#### [DESCRIPTION OF THE TASK]
Count how many lines below include the string "title", and give that number without anything else.

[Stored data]

- - - - - - -

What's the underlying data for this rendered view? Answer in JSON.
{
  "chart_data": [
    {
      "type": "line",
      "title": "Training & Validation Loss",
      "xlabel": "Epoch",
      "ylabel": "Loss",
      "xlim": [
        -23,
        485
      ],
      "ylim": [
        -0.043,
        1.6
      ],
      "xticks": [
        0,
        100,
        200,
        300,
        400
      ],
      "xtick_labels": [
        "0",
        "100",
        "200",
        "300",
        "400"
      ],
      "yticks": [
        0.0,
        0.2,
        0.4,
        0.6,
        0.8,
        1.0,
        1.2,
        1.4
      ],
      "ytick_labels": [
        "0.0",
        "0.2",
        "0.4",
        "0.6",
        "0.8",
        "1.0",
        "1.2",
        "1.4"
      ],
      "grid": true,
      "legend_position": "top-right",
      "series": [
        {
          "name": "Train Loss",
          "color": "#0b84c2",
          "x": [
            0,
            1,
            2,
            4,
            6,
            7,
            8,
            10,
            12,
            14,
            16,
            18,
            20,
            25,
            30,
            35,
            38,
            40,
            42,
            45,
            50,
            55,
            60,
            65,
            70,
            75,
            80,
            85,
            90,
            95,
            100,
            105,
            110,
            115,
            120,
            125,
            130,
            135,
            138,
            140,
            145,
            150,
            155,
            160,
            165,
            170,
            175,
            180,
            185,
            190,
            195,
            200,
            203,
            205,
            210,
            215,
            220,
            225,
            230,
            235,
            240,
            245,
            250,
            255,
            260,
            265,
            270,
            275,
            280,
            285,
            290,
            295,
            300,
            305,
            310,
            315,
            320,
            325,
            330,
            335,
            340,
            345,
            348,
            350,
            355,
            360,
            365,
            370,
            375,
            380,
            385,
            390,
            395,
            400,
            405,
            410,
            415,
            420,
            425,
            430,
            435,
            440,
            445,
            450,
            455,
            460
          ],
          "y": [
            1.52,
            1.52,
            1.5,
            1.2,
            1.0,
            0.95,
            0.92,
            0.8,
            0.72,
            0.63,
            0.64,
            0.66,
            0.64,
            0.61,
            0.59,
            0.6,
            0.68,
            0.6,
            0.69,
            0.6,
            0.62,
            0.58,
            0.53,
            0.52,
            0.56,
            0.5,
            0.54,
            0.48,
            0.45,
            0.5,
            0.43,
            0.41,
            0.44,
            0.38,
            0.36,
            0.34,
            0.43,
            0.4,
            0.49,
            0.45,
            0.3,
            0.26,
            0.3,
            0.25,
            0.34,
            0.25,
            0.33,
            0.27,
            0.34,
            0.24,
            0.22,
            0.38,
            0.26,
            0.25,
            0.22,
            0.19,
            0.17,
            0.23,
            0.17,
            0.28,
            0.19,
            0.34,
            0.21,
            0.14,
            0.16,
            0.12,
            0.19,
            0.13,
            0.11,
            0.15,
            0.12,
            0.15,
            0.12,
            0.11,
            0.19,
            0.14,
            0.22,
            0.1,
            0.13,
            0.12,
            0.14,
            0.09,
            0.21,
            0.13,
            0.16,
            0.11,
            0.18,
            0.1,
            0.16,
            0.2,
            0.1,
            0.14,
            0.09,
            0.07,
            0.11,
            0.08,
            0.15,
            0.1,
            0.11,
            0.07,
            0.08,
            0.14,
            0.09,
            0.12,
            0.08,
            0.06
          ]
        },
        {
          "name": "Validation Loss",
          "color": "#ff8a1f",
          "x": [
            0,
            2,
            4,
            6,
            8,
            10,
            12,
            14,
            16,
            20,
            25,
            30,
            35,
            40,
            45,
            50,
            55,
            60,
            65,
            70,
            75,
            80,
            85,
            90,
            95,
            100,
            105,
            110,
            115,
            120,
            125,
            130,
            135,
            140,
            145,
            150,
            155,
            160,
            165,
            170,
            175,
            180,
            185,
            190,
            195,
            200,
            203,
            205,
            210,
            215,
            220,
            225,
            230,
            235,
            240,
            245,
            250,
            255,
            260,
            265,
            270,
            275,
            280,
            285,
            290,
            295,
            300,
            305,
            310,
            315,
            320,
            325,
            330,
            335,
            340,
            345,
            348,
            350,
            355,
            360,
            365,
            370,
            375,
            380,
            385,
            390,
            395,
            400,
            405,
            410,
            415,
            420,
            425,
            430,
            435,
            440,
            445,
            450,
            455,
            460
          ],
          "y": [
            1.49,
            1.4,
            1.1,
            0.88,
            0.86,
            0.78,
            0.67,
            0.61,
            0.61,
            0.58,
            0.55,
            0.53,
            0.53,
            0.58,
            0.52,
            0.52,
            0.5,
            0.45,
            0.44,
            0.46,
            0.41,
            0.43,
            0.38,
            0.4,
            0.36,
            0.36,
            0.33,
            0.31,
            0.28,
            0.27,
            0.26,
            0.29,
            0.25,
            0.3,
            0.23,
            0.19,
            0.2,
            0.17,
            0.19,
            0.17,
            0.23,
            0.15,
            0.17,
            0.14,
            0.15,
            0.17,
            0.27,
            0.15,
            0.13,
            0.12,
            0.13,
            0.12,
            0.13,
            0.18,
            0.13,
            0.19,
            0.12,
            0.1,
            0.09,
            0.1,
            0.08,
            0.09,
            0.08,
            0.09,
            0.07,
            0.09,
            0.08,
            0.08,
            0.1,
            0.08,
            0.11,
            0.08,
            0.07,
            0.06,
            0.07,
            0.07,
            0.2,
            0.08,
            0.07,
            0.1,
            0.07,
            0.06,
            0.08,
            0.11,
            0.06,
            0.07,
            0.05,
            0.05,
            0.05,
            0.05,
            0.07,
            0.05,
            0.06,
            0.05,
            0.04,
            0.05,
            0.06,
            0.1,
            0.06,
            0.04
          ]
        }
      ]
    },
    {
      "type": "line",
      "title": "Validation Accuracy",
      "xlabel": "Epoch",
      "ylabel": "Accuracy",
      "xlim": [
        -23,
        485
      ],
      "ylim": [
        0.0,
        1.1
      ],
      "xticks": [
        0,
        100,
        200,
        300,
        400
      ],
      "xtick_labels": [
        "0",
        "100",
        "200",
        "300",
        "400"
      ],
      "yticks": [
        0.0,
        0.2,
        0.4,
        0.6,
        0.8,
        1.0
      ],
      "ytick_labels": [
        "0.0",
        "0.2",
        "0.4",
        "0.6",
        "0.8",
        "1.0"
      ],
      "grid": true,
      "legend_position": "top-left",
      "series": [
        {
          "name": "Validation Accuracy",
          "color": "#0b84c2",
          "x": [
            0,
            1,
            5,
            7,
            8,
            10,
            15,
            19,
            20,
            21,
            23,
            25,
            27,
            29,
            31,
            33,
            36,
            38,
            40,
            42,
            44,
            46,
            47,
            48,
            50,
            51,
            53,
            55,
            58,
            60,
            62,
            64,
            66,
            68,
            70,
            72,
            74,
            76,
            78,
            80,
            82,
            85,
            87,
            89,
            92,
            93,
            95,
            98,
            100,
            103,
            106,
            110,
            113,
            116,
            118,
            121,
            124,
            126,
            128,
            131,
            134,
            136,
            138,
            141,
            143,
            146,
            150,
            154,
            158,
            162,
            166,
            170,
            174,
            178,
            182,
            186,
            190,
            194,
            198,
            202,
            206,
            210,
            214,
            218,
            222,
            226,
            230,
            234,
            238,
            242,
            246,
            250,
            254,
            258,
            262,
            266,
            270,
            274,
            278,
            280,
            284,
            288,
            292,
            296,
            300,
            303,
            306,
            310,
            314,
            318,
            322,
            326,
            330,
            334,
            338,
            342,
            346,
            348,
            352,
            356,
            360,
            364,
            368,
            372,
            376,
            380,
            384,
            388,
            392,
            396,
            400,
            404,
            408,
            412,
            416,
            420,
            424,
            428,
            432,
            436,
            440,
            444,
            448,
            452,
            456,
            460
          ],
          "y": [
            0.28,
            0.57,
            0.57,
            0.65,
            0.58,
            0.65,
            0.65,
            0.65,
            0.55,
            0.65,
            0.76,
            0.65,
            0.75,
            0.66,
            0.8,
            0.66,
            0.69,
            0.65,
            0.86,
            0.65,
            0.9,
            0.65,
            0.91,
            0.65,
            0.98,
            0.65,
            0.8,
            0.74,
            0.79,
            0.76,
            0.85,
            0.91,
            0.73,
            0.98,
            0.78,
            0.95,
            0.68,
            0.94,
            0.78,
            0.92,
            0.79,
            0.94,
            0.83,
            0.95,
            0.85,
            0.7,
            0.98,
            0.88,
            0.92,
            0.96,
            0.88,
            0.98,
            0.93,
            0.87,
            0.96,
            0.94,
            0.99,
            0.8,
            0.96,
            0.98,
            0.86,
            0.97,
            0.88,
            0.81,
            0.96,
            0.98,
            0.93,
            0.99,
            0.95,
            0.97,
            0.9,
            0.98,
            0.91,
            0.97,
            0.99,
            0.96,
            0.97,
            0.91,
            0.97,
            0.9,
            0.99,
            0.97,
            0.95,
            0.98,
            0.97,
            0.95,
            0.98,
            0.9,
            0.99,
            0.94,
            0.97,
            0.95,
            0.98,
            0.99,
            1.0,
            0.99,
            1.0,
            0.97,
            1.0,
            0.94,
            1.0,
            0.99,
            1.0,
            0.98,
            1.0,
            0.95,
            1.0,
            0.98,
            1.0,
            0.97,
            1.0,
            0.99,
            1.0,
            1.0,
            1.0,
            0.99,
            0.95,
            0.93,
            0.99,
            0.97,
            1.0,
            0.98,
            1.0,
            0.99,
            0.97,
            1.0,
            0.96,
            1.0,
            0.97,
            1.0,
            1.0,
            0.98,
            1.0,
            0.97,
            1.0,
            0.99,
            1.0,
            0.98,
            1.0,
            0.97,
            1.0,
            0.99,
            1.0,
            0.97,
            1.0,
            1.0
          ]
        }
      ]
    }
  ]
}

- - - - - - -

#### [ANSWER TO THE TASK]
2